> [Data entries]
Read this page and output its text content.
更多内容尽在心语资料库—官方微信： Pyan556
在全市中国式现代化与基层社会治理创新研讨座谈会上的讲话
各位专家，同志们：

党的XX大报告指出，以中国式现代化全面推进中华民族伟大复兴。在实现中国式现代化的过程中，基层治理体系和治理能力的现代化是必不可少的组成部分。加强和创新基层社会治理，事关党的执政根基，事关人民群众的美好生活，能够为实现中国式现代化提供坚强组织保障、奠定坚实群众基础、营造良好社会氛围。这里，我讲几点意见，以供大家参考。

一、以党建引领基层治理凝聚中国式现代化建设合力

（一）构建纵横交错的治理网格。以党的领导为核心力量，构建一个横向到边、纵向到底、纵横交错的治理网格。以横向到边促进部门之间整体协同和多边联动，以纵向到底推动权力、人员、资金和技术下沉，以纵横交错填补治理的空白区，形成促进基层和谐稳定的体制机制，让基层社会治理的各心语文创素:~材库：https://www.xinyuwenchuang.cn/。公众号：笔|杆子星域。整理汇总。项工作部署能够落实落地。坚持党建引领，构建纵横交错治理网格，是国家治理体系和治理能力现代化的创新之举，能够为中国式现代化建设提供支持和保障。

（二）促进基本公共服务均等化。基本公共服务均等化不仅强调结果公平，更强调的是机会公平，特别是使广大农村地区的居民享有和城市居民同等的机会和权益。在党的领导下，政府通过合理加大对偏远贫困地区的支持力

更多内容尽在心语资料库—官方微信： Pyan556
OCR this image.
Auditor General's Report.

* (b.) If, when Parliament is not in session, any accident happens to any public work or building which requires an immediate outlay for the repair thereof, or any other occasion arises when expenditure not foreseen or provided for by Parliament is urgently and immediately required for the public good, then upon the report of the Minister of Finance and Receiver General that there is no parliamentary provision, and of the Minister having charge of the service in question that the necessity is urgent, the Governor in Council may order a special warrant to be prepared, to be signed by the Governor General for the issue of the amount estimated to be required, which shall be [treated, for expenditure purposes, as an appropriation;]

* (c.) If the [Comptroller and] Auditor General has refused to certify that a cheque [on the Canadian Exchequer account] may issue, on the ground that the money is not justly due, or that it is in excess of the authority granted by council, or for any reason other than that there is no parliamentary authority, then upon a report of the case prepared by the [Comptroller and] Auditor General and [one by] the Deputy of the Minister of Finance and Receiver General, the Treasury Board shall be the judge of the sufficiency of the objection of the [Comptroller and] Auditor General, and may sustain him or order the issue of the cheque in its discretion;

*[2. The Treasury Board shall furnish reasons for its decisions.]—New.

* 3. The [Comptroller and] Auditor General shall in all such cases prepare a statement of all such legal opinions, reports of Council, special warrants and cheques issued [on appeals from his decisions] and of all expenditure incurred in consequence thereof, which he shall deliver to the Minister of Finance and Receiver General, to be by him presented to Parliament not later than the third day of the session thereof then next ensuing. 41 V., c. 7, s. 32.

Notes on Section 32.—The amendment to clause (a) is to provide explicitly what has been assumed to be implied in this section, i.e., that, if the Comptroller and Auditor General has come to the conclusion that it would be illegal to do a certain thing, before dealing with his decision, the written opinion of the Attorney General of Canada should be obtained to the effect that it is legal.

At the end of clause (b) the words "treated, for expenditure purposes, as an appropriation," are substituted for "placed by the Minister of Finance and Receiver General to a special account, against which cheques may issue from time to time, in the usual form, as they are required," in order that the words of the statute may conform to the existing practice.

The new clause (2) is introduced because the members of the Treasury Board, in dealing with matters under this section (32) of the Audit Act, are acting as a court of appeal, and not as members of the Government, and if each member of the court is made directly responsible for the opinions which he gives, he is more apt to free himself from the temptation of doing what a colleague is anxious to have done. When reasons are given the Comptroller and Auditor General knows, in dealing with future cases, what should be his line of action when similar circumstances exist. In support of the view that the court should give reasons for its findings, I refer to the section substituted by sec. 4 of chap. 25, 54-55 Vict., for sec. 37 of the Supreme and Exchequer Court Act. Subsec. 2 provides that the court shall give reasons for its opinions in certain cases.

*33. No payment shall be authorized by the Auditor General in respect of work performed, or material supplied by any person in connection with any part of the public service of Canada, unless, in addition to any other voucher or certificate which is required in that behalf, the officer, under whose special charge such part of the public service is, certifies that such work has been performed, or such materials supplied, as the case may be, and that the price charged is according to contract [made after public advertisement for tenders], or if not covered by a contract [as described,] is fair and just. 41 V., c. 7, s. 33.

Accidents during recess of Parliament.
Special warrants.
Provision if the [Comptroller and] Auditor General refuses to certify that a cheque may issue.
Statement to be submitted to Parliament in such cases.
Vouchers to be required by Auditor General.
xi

> [Short problem] In the records above, find each line with the word "certify" and copy it.

> [Output for this exercise]
* (c.) If the [Comptroller and] Auditor General has refused to certify that a cheque [on the Canadian Exchequer account] may issue, on the ground that the money is not justly due, or that it is in excess of the authority granted by council, or for any reason other than that there is no parliamentary authority, then upon a report of the case prepared by the [Comptroller and] Auditor General and [one by] the Deputy of the Minister of Finance and Receiver General, the Treasury Board shall be the judge of the sufficiency of the objection of the [Comptroller and] Auditor General, and may sustain him or order the issue of the cheque in its discretion;
Provision if the [Comptroller and] Auditor General refuses to certify that a cheque may issue.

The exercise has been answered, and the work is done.